--- EXERCISE INPUT ---
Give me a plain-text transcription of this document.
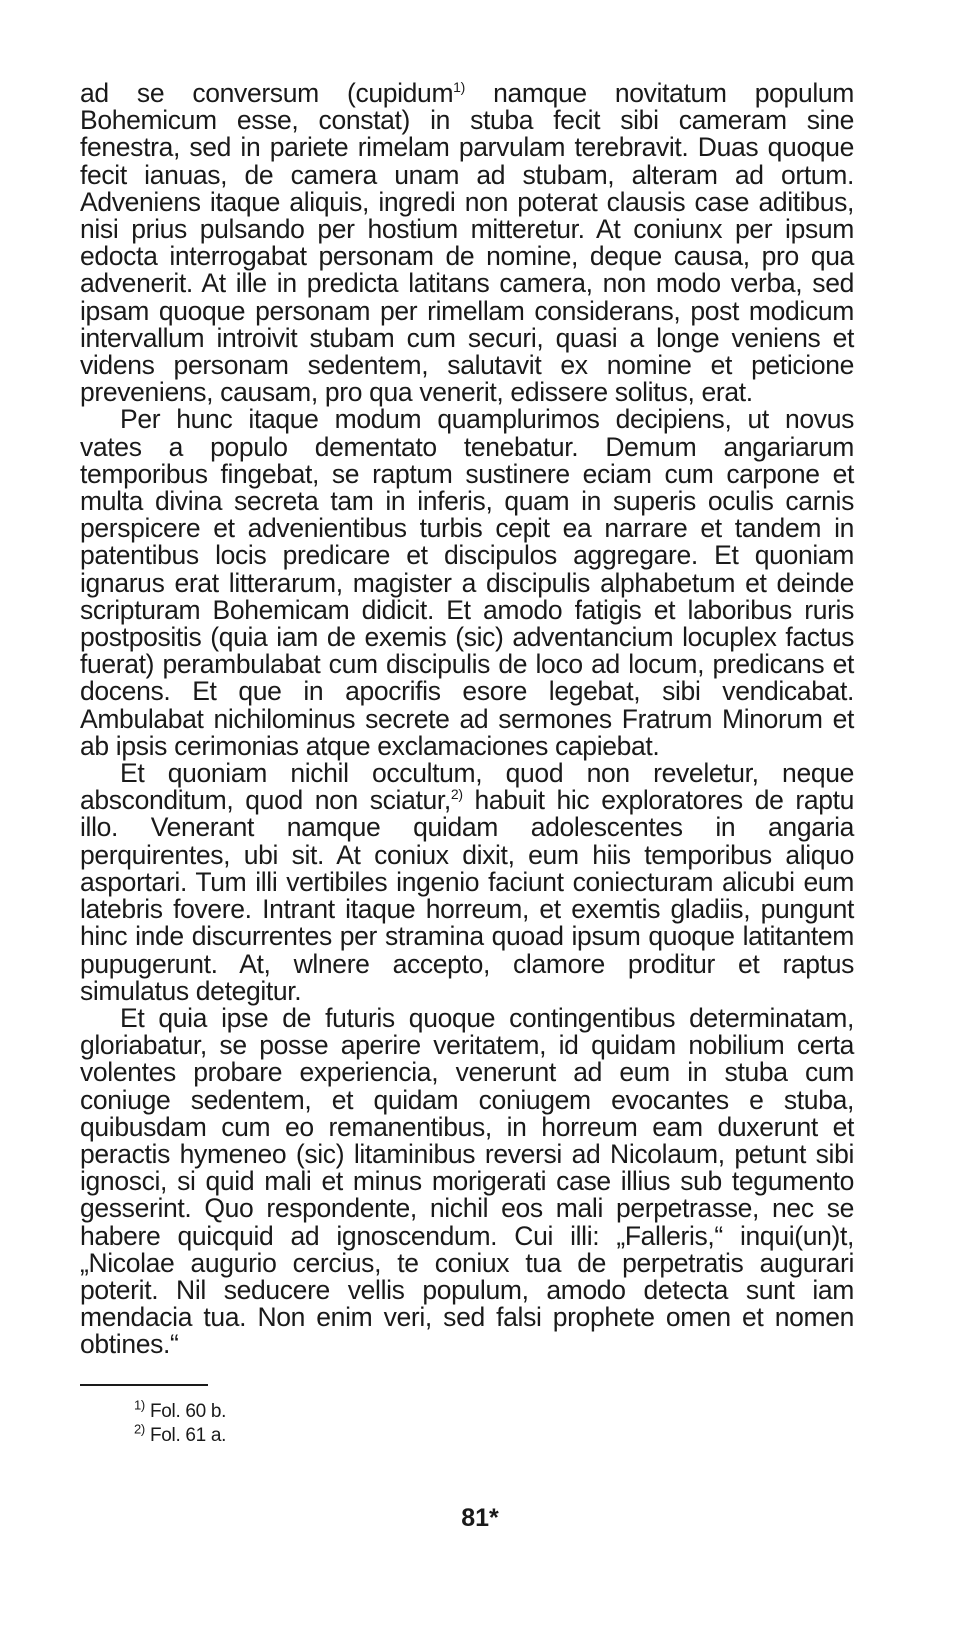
ad se conversum (cupidum$^{1)}$ namque novitatum populum Bohemicum esse, constat) in stuba fecit sibi cameram sine fenestra, sed in pariete rimelam parvulam terebravit. Duas quoque fecit ianuas, de camera unam ad stubam, alteram ad ortum. Adveniens itaque aliquis, ingredi non poterat clausis case aditibus, nisi prius pulsando per hostium mitteretur. At coniunx per ipsum edocta interrogabat personam de nomine, deque causa, pro qua advenerit. At ille in predicta latitans camera, non modo verba, sed ipsam quoque personam per rimellam considerans, post modicum intervallum introivit stubam cum securi, quasi a longe veniens et videns personam sedentem, salutavit ex nomine et peticione preveniens, causam, pro qua venerit, edissere solitus, erat.

Per hunc itaque modum quamplurimos decipiens, ut novus vates a populo dementato tenebatur. Demum angariarum temporibus fingebat, se raptum sustinere eciam cum carpone et multa divina secreta tam in inferis, quam in superis oculis carnis perspicere et advenientibus turbis cepit ea narrare et tandem in patentibus locis predicare et discipulos aggregare. Et quoniam ignarus erat litterarum, magister a discipulis alphabetum et deinde scripturam Bohemicam didicit. Et amodo fatigis et laboribus ruris postpositis (quia iam de exemis (sic) adventancium locuplex factus fuerat) perambulabat cum discipulis de loco ad locum, predicans et docens. Et que in apocrifis esore legebat, sibi vendicabat. Ambulabat nichilominus secrete ad sermones Fratrum Minorum et ab ipsis cerimonias atque exclamaciones capiebat.

Et quoniam nichil occultum, quod non reveletur, neque absconditum, quod non sciatur,$^{2)}$ habuit hic exploratores de raptu illo. Venerant namque quidam adolescentes in angaria perquirentes, ubi sit. At coniux dixit, eum hiis temporibus aliquo asportari. Tum illi vertibiles ingenio faciunt coniecturam alicubi eum latebris fovere. Intrant itaque horreum, et exemtis gladiis, pungunt hinc inde discurrentes per stramina quoad ipsum quoque latitantem pupugerunt. At, wlnere accepto, clamore proditur et raptus simulatus detegitur.

Et quia ipse de futuris quoque contingentibus determinatam, gloriabatur, se posse aperire veritatem, id quidam nobilium certa volentes probare experiencia, venerunt ad eum in stuba cum coniuge sedentem, et quidam coniugem evocantes e stuba, quibusdam cum eo remanentibus, in horreum eam duxerunt et peractis hymeneo (sic) litaminibus reversi ad Nicolaum, petunt sibi ignosci, si quid mali et minus morigerati case illius sub tegumento gesserint. Quo respondente, nichil eos mali perpetrasse, nec se habere quicquid ad ignoscendum. Cui illi: „Falleris,“ inqui(un)t, „Nicolae augurio cercius, te coniux tua de perpetratis augurari poterit. Nil seducere vellis populum, amodo detecta sunt iam mendacia tua. Non enim veri, sed falsi prophete omen et nomen obtines.“

$^{1)}$ Fol. 60 b.
$^{2)}$ Fol. 61 a.
81*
---
Reproduce each line of the records exactly, and omit every picture.

__ANSWER TO THE TASK__:
Give me a plain-text transcription of this document.
ad se conversum (cupidum$^{1)}$ namque novitatum populum Bohemicum esse, constat) in stuba fecit sibi cameram sine fenestra, sed in pariete rimelam parvulam terebravit. Duas quoque fecit ianuas, de camera unam ad stubam, alteram ad ortum. Adveniens itaque aliquis, ingredi non poterat clausis case aditibus, nisi prius pulsando per hostium mitteretur. At coniunx per ipsum edocta interrogabat personam de nomine, deque causa, pro qua advenerit. At ille in predicta latitans camera, non modo verba, sed ipsam quoque personam per rimellam considerans, post modicum intervallum introivit stubam cum securi, quasi a longe veniens et videns personam sedentem, salutavit ex nomine et peticione preveniens, causam, pro qua venerit, edissere solitus, erat.

Per hunc itaque modum quamplurimos decipiens, ut novus vates a populo dementato tenebatur. Demum angariarum temporibus fingebat, se raptum sustinere eciam cum carpone et multa divina secreta tam in inferis, quam in superis oculis carnis perspicere et advenientibus turbis cepit ea narrare et tandem in patentibus locis predicare et discipulos aggregare. Et quoniam ignarus erat litterarum, magister a discipulis alphabetum et deinde scripturam Bohemicam didicit. Et amodo fatigis et laboribus ruris postpositis (quia iam de exemis (sic) adventancium locuplex factus fuerat) perambulabat cum discipulis de loco ad locum, predicans et docens. Et que in apocrifis esore legebat, sibi vendicabat. Ambulabat nichilominus secrete ad sermones Fratrum Minorum et ab ipsis cerimonias atque exclamaciones capiebat.

Et quoniam nichil occultum, quod non reveletur, neque absconditum, quod non sciatur,$^{2)}$ habuit hic exploratores de raptu illo. Venerant namque quidam adolescentes in angaria perquirentes, ubi sit. At coniux dixit, eum hiis temporibus aliquo asportari. Tum illi vertibiles ingenio faciunt coniecturam alicubi eum latebris fovere. Intrant itaque horreum, et exemtis gladiis, pungunt hinc inde discurrentes per stramina quoad ipsum quoque latitantem pupugerunt. At, wlnere accepto, clamore proditur et raptus simulatus detegitur.

Et quia ipse de futuris quoque contingentibus determinatam, gloriabatur, se posse aperire veritatem, id quidam nobilium certa volentes probare experiencia, venerunt ad eum in stuba cum coniuge sedentem, et quidam coniugem evocantes e stuba, quibusdam cum eo remanentibus, in horreum eam duxerunt et peractis hymeneo (sic) litaminibus reversi ad Nicolaum, petunt sibi ignosci, si quid mali et minus morigerati case illius sub tegumento gesserint. Quo respondente, nichil eos mali perpetrasse, nec se habere quicquid ad ignoscendum. Cui illi: „Falleris,“ inqui(un)t, „Nicolae augurio cercius, te coniux tua de perpetratis augurari poterit. Nil seducere vellis populum, amodo detecta sunt iam mendacia tua. Non enim veri, sed falsi prophete omen et nomen obtines.“

$^{1)}$ Fol. 60 b.
$^{2)}$ Fol. 61 a.
81*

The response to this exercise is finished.